### Data shown
################

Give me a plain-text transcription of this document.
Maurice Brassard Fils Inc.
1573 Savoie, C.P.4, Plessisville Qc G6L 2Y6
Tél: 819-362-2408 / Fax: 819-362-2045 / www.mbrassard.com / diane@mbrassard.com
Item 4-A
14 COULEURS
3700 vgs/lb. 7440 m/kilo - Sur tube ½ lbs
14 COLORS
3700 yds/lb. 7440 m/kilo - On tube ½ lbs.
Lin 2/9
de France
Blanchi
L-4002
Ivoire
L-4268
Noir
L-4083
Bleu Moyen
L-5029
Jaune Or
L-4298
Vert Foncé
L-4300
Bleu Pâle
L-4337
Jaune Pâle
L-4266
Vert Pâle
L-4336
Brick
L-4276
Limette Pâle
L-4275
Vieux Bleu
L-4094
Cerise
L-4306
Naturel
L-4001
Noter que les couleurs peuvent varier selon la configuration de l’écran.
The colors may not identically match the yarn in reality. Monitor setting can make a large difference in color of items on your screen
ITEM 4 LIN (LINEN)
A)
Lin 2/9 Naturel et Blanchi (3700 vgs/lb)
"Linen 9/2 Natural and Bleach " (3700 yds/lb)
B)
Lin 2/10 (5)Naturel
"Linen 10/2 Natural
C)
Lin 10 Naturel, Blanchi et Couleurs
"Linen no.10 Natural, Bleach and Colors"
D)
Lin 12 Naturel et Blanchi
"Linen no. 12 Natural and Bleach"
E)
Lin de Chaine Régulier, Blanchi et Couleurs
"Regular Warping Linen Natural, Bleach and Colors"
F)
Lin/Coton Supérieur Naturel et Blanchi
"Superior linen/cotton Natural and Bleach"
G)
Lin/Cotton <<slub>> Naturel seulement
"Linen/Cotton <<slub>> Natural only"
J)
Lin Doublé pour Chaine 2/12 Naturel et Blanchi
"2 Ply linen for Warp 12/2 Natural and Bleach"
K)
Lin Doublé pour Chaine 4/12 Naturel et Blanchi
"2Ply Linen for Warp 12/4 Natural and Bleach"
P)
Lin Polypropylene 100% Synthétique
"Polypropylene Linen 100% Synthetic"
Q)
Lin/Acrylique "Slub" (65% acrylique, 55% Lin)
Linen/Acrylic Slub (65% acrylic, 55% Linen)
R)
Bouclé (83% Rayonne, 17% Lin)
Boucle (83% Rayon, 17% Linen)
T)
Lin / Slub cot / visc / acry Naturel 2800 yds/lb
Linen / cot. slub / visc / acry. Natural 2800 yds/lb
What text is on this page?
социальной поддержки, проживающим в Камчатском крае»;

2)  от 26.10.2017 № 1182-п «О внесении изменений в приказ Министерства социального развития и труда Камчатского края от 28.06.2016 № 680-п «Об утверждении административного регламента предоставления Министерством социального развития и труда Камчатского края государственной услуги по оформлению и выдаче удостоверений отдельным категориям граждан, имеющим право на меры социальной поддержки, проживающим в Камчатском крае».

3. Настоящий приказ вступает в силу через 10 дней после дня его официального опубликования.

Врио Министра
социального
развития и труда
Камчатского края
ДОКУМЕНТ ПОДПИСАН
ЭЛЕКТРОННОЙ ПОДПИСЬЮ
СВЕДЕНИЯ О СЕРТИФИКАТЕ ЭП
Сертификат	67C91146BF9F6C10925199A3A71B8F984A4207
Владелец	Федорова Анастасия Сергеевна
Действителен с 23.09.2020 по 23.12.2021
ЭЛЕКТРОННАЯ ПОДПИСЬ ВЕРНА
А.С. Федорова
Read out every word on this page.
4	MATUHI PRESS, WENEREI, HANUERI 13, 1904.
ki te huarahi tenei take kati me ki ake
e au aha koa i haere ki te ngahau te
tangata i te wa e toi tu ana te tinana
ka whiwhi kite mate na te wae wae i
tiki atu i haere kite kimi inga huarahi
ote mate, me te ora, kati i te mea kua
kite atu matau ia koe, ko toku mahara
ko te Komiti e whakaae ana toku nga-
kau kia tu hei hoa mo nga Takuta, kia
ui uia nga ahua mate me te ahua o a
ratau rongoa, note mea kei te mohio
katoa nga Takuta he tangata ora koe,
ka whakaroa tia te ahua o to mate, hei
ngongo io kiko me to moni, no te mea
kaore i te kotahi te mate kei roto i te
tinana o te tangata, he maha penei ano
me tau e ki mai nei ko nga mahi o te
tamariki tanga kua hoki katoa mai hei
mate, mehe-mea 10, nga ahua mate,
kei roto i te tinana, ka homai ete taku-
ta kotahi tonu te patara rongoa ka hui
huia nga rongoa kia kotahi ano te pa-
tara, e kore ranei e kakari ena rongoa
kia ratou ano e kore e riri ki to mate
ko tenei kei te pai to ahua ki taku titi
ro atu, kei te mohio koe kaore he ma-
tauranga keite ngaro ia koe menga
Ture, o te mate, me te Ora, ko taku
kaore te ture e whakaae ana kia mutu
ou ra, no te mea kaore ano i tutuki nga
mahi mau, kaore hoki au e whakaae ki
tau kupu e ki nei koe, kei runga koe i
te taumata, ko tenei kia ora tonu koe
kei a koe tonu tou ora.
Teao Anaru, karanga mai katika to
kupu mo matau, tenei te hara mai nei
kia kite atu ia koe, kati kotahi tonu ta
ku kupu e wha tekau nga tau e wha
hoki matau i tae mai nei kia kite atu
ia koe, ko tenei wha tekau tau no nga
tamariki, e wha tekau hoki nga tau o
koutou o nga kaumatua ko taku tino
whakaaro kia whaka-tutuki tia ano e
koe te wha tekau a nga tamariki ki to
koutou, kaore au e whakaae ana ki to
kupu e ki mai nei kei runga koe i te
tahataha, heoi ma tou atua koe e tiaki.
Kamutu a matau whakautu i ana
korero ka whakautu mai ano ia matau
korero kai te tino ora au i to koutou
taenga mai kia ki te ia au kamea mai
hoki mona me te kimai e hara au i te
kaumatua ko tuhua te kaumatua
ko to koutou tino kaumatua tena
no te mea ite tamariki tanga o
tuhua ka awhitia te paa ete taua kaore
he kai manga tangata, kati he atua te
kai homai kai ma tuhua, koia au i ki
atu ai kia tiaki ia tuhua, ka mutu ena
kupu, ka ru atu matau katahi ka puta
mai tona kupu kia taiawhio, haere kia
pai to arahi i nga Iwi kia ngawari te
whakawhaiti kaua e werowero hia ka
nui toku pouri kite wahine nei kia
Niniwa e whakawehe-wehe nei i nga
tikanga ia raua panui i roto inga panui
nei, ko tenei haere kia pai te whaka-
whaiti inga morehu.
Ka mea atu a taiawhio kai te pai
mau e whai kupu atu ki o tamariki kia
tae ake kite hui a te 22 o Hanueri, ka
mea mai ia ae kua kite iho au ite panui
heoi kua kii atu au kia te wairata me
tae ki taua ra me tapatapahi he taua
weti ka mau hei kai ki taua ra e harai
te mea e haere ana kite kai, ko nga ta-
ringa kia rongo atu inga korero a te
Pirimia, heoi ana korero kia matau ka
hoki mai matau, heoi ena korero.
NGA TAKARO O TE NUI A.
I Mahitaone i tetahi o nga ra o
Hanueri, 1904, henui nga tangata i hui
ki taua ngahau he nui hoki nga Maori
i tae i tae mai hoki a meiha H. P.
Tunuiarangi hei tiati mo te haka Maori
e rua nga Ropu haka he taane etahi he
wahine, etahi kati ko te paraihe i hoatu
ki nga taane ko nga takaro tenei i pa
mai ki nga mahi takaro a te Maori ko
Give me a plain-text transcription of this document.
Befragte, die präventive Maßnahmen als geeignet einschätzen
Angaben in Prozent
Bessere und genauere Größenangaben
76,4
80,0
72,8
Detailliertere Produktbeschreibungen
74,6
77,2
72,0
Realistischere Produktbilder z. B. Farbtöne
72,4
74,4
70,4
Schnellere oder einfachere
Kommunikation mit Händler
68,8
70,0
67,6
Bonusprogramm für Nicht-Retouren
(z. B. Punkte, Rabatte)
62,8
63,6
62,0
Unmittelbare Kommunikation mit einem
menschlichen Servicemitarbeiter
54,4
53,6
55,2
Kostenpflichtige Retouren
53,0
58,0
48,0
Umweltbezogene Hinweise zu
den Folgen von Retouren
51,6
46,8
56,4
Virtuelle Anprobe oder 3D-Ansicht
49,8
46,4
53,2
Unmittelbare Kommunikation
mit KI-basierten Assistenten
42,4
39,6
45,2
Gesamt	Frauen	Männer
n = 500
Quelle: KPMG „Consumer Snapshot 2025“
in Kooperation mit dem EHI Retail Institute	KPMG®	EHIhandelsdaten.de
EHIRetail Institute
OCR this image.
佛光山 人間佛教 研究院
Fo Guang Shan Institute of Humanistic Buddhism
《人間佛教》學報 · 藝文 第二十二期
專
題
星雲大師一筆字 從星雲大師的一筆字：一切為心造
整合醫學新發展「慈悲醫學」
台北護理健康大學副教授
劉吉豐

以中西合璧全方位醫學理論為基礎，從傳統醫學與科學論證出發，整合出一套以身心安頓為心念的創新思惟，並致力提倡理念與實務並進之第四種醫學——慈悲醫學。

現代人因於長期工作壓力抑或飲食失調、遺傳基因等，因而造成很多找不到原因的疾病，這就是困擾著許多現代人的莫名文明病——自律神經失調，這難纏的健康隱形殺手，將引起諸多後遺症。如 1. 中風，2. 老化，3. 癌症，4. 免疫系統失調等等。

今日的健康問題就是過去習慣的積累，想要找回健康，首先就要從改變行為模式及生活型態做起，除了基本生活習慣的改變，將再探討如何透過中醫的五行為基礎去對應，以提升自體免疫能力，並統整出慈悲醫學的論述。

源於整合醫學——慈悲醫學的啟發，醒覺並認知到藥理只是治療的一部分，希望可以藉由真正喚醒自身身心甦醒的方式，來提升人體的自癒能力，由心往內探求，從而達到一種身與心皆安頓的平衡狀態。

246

################

Gather up the lines that contain the word "tangata".

tangata i te wa e toi tu ana te tinana
katoa nga Takuta he tangata ora koe,
tinana o te tangata, he maha penei ano
he kai manga tangata, kati he atua te
Hanueri, 1904, henui nga tangata i hui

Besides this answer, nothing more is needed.